Exercise material >>
=-=-=
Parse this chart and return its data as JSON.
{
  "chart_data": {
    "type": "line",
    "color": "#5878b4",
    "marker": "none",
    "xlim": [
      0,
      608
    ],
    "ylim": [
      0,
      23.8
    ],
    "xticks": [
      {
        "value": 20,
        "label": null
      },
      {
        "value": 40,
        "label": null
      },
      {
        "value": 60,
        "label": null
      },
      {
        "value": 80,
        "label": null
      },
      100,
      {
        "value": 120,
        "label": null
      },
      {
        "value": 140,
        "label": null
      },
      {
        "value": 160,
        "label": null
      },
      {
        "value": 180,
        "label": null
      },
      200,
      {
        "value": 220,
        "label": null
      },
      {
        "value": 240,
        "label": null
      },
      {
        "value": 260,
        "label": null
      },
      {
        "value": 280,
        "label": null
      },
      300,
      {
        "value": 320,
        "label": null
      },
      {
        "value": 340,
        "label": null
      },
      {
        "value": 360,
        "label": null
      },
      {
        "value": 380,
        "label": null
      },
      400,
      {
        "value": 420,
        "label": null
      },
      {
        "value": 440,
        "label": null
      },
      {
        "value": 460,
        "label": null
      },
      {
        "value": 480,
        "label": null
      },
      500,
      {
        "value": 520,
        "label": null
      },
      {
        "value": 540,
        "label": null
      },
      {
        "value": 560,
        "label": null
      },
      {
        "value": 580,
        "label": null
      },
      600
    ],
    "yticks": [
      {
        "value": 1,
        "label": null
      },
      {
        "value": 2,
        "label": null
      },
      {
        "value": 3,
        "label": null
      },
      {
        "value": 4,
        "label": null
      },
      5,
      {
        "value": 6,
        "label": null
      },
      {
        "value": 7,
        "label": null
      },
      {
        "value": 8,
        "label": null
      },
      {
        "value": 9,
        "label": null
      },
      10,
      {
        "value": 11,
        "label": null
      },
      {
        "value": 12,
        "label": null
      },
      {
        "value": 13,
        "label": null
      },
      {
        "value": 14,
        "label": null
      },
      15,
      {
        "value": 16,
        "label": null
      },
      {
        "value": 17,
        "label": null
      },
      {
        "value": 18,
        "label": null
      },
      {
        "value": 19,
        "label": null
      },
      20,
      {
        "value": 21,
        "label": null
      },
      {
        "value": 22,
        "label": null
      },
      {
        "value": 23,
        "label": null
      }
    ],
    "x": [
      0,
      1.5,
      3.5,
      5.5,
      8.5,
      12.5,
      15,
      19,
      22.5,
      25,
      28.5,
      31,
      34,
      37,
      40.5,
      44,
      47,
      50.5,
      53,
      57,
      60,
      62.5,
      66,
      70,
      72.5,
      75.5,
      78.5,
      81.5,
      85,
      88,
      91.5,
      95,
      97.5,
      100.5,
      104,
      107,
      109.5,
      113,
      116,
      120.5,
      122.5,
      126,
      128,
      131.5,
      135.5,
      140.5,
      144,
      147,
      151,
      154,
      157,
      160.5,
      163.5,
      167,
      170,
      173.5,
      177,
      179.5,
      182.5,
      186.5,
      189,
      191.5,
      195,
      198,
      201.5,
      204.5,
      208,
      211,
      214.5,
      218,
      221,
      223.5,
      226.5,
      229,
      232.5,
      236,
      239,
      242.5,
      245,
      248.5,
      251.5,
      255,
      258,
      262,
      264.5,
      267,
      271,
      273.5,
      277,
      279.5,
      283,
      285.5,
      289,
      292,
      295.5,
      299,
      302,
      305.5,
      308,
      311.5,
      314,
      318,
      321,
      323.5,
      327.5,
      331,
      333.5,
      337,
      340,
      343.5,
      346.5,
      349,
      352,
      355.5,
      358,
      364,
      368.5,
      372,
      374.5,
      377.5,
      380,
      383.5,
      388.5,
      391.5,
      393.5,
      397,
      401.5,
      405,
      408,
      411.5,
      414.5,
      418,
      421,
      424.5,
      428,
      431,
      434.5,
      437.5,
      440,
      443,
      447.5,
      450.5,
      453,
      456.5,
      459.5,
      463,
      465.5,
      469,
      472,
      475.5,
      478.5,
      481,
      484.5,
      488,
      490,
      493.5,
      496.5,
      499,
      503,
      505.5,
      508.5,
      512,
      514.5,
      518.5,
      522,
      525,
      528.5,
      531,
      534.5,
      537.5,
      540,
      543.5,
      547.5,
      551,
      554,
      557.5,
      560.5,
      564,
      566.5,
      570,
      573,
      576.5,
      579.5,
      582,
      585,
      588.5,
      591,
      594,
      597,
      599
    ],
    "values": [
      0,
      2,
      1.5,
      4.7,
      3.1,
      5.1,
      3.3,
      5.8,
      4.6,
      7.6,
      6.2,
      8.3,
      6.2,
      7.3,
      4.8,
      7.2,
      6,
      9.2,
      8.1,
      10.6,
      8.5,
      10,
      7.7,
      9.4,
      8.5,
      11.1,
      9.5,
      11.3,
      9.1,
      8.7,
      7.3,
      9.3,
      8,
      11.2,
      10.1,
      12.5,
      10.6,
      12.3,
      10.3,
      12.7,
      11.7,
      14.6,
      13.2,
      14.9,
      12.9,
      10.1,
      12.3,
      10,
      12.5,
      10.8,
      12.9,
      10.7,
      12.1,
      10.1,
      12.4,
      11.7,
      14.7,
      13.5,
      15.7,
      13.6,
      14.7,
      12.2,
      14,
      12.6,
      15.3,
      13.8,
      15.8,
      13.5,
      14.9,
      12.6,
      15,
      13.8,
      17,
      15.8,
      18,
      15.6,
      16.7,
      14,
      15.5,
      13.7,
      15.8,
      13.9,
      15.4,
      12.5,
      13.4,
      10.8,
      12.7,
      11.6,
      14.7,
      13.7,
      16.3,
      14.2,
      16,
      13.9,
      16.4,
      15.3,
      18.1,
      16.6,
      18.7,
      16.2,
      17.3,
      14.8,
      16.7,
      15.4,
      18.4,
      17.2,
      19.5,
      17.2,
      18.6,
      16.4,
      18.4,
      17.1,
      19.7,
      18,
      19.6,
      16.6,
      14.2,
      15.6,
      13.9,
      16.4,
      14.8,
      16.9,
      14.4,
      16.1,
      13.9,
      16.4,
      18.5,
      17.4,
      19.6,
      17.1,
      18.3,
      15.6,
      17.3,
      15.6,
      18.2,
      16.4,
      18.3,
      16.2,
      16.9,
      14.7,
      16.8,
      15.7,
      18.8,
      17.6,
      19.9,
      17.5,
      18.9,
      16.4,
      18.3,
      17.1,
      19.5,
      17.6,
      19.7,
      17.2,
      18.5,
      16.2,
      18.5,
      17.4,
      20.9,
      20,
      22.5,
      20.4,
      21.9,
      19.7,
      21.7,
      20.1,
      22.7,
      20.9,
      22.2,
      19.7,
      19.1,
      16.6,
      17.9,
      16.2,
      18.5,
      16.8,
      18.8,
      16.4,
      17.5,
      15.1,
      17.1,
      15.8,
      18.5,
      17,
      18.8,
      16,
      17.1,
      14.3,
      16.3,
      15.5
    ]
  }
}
=-=-=
Direction >> Reproduce the material above exactly; please quote every line of it.

Result of this exercise >>
Parse this chart and return its data as JSON.
{
  "chart_data": {
    "type": "line",
    "color": "#5878b4",
    "marker": "none",
    "xlim": [
      0,
      608
    ],
    "ylim": [
      0,
      23.8
    ],
    "xticks": [
      {
        "value": 20,
        "label": null
      },
      {
        "value": 40,
        "label": null
      },
      {
        "value": 60,
        "label": null
      },
      {
        "value": 80,
        "label": null
      },
      100,
      {
        "value": 120,
        "label": null
      },
      {
        "value": 140,
        "label": null
      },
      {
        "value": 160,
        "label": null
      },
      {
        "value": 180,
        "label": null
      },
      200,
      {
        "value": 220,
        "label": null
      },
      {
        "value": 240,
        "label": null
      },
      {
        "value": 260,
        "label": null
      },
      {
        "value": 280,
        "label": null
      },
      300,
      {
        "value": 320,
        "label": null
      },
      {
        "value": 340,
        "label": null
      },
      {
        "value": 360,
        "label": null
      },
      {
        "value": 380,
        "label": null
      },
      400,
      {
        "value": 420,
        "label": null
      },
      {
        "value": 440,
        "label": null
      },
      {
        "value": 460,
        "label": null
      },
      {
        "value": 480,
        "label": null
      },
      500,
      {
        "value": 520,
        "label": null
      },
      {
        "value": 540,
        "label": null
      },
      {
        "value": 560,
        "label": null
      },
      {
        "value": 580,
        "label": null
      },
      600
    ],
    "yticks": [
      {
        "value": 1,
        "label": null
      },
      {
        "value": 2,
        "label": null
      },
      {
        "value": 3,
        "label": null
      },
      {
        "value": 4,
        "label": null
      },
      5,
      {
        "value": 6,
        "label": null
      },
      {
        "value": 7,
        "label": null
      },
      {
        "value": 8,
        "label": null
      },
      {
        "value": 9,
        "label": null
      },
      10,
      {
        "value": 11,
        "label": null
      },
      {
        "value": 12,
        "label": null
      },
      {
        "value": 13,
        "label": null
      },
      {
        "value": 14,
        "label": null
      },
      15,
      {
        "value": 16,
        "label": null
      },
      {
        "value": 17,
        "label": null
      },
      {
        "value": 18,
        "label": null
      },
      {
        "value": 19,
        "label": null
      },
      20,
      {
        "value": 21,
        "label": null
      },
      {
        "value": 22,
        "label": null
      },
      {
        "value": 23,
        "label": null
      }
    ],
    "x": [
      0,
      1.5,
      3.5,
      5.5,
      8.5,
      12.5,
      15,
      19,
      22.5,
      25,
      28.5,
      31,
      34,
      37,
      40.5,
      44,
      47,
      50.5,
      53,
      57,
      60,
      62.5,
      66,
      70,
      72.5,
      75.5,
      78.5,
      81.5,
      85,
      88,
      91.5,
      95,
      97.5,
      100.5,
      104,
      107,
      109.5,
      113,
      116,
      120.5,
      122.5,
      126,
      128,
      131.5,
      135.5,
      140.5,
      144,
      147,
      151,
      154,
      157,
      160.5,
      163.5,
      167,
      170,
      173.5,
      177,
      179.5,
      182.5,
      186.5,
      189,
      191.5,
      195,
      198,
      201.5,
      204.5,
      208,
      211,
      214.5,
      218,
      221,
      223.5,
      226.5,
      229,
      232.5,
      236,
      239,
      242.5,
      245,
      248.5,
      251.5,
      255,
      258,
      262,
      264.5,
      267,
      271,
      273.5,
      277,
      279.5,
      283,
      285.5,
      289,
      292,
      295.5,
      299,
      302,
      305.5,
      308,
      311.5,
      314,
      318,
      321,
      323.5,
      327.5,
      331,
      333.5,
      337,
      340,
      343.5,
      346.5,
      349,
      352,
      355.5,
      358,
      364,
      368.5,
      372,
      374.5,
      377.5,
      380,
      383.5,
      388.5,
      391.5,
      393.5,
      397,
      401.5,
      405,
      408,
      411.5,
      414.5,
      418,
      421,
      424.5,
      428,
      431,
      434.5,
      437.5,
      440,
      443,
      447.5,
      450.5,
      453,
      456.5,
      459.5,
      463,
      465.5,
      469,
      472,
      475.5,
      478.5,
      481,
      484.5,
      488,
      490,
      493.5,
      496.5,
      499,
      503,
      505.5,
      508.5,
      512,
      514.5,
      518.5,
      522,
      525,
      528.5,
      531,
      534.5,
      537.5,
      540,
      543.5,
      547.5,
      551,
      554,
      557.5,
      560.5,
      564,
      566.5,
      570,
      573,
      576.5,
      579.5,
      582,
      585,
      588.5,
      591,
      594,
      597,
      599
    ],
    "values": [
      0,
      2,
      1.5,
      4.7,
      3.1,
      5.1,
      3.3,
      5.8,
      4.6,
      7.6,
      6.2,
      8.3,
      6.2,
      7.3,
      4.8,
      7.2,
      6,
      9.2,
      8.1,
      10.6,
      8.5,
      10,
      7.7,
      9.4,
      8.5,
      11.1,
      9.5,
      11.3,
      9.1,
      8.7,
      7.3,
      9.3,
      8,
      11.2,
      10.1,
      12.5,
      10.6,
      12.3,
      10.3,
      12.7,
      11.7,
      14.6,
      13.2,
      14.9,
      12.9,
      10.1,
      12.3,
      10,
      12.5,
      10.8,
      12.9,
      10.7,
      12.1,
      10.1,
      12.4,
      11.7,
      14.7,
      13.5,
      15.7,
      13.6,
      14.7,
      12.2,
      14,
      12.6,
      15.3,
      13.8,
      15.8,
      13.5,
      14.9,
      12.6,
      15,
      13.8,
      17,
      15.8,
      18,
      15.6,
      16.7,
      14,
      15.5,
      13.7,
      15.8,
      13.9,
      15.4,
      12.5,
      13.4,
      10.8,
      12.7,
      11.6,
      14.7,
      13.7,
      16.3,
      14.2,
      16,
      13.9,
      16.4,
      15.3,
      18.1,
      16.6,
      18.7,
      16.2,
      17.3,
      14.8,
      16.7,
      15.4,
      18.4,
      17.2,
      19.5,
      17.2,
      18.6,
      16.4,
      18.4,
      17.1,
      19.7,
      18,
      19.6,
      16.6,
      14.2,
      15.6,
      13.9,
      16.4,
      14.8,
      16.9,
      14.4,
      16.1,
      13.9,
      16.4,
      18.5,
      17.4,
      19.6,
      17.1,
      18.3,
      15.6,
      17.3,
      15.6,
      18.2,
      16.4,
      18.3,
      16.2,
      16.9,
      14.7,
      16.8,
      15.7,
      18.8,
      17.6,
      19.9,
      17.5,
      18.9,
      16.4,
      18.3,
      17.1,
      19.5,
      17.6,
      19.7,
      17.2,
      18.5,
      16.2,
      18.5,
      17.4,
      20.9,
      20,
      22.5,
      20.4,
      21.9,
      19.7,
      21.7,
      20.1,
      22.7,
      20.9,
      22.2,
      19.7,
      19.1,
      16.6,
      17.9,
      16.2,
      18.5,
      16.8,
      18.8,
      16.4,
      17.5,
      15.1,
      17.1,
      15.8,
      18.5,
      17,
      18.8,
      16,
      17.1,
      14.3,
      16.3,
      15.5
    ]
  }
}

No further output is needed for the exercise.